→ What is required: Extract the text of every entry below exactly; leave images out.

::: Recorded information :::

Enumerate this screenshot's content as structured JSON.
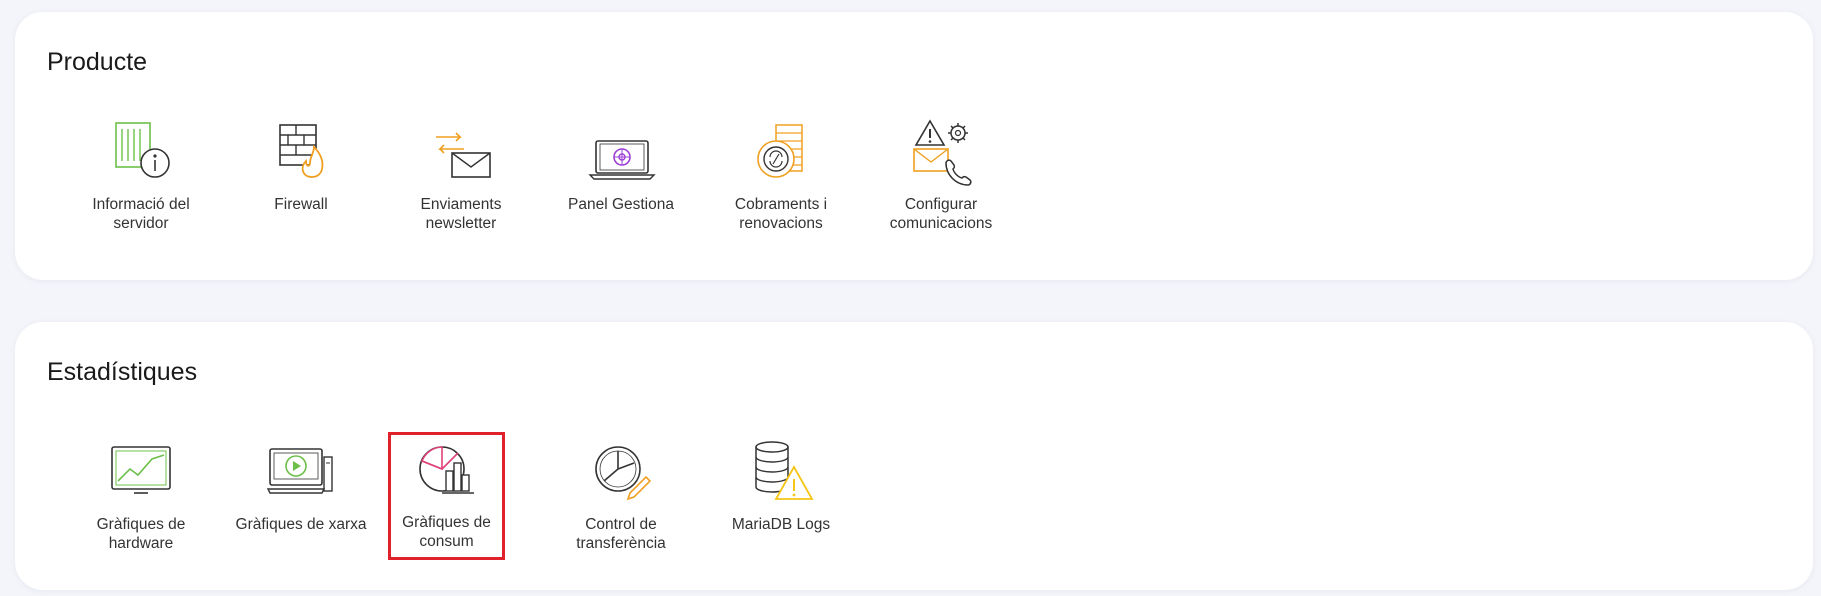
{
  "sections": [
    {
      "title": "Producte",
      "items": [
        {
          "label": "Informació del\nservidor",
          "icon": "server-info-icon"
        },
        {
          "label": "Firewall",
          "icon": "firewall-icon"
        },
        {
          "label": "Enviaments\nnewsletter",
          "icon": "newsletter-icon"
        },
        {
          "label": "Panel Gestiona",
          "icon": "panel-laptop-icon"
        },
        {
          "label": "Cobraments i\nrenovacions",
          "icon": "billing-icon"
        },
        {
          "label": "Configurar\ncomunicacions",
          "icon": "communications-settings-icon"
        }
      ]
    },
    {
      "title": "Estadístiques",
      "items": [
        {
          "label": "Gràfiques de\nhardware",
          "icon": "hardware-chart-icon"
        },
        {
          "label": "Gràfiques de xarxa",
          "icon": "network-chart-icon"
        },
        {
          "label": "Gràfiques de\nconsum",
          "icon": "consumption-chart-icon",
          "highlighted": true
        },
        {
          "label": "Control de\ntransferència",
          "icon": "transfer-control-icon"
        },
        {
          "label": "MariaDB Logs",
          "icon": "database-warning-icon"
        }
      ]
    }
  ],
  "colors": {
    "green": "#6cc04a",
    "orange": "#f0a020",
    "purple": "#9b3fd6",
    "pink": "#e0407a",
    "highlight": "#e0202a",
    "warning": "#f5c518"
  }
}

:::

→ Answer to the exercise:
Enumerate this screenshot's content as structured JSON.
{
  "sections": [
    {
      "title": "Producte",
      "items": [
        {
          "label": "Informació del\nservidor",
          "icon": "server-info-icon"
        },
        {
          "label": "Firewall",
          "icon": "firewall-icon"
        },
        {
          "label": "Enviaments\nnewsletter",
          "icon": "newsletter-icon"
        },
        {
          "label": "Panel Gestiona",
          "icon": "panel-laptop-icon"
        },
        {
          "label": "Cobraments i\nrenovacions",
          "icon": "billing-icon"
        },
        {
          "label": "Configurar\ncomunicacions",
          "icon": "communications-settings-icon"
        }
      ]
    },
    {
      "title": "Estadístiques",
      "items": [
        {
          "label": "Gràfiques de\nhardware",
          "icon": "hardware-chart-icon"
        },
        {
          "label": "Gràfiques de xarxa",
          "icon": "network-chart-icon"
        },
        {
          "label": "Gràfiques de\nconsum",
          "icon": "consumption-chart-icon",
          "highlighted": true
        },
        {
          "label": "Control de\ntransferència",
          "icon": "transfer-control-icon"
        },
        {
          "label": "MariaDB Logs",
          "icon": "database-warning-icon"
        }
      ]
    }
  ],
  "colors": {
    "green": "#6cc04a",
    "orange": "#f0a020",
    "purple": "#9b3fd6",
    "pink": "#e0407a",
    "highlight": "#e0202a",
    "warning": "#f5c518"
  }
}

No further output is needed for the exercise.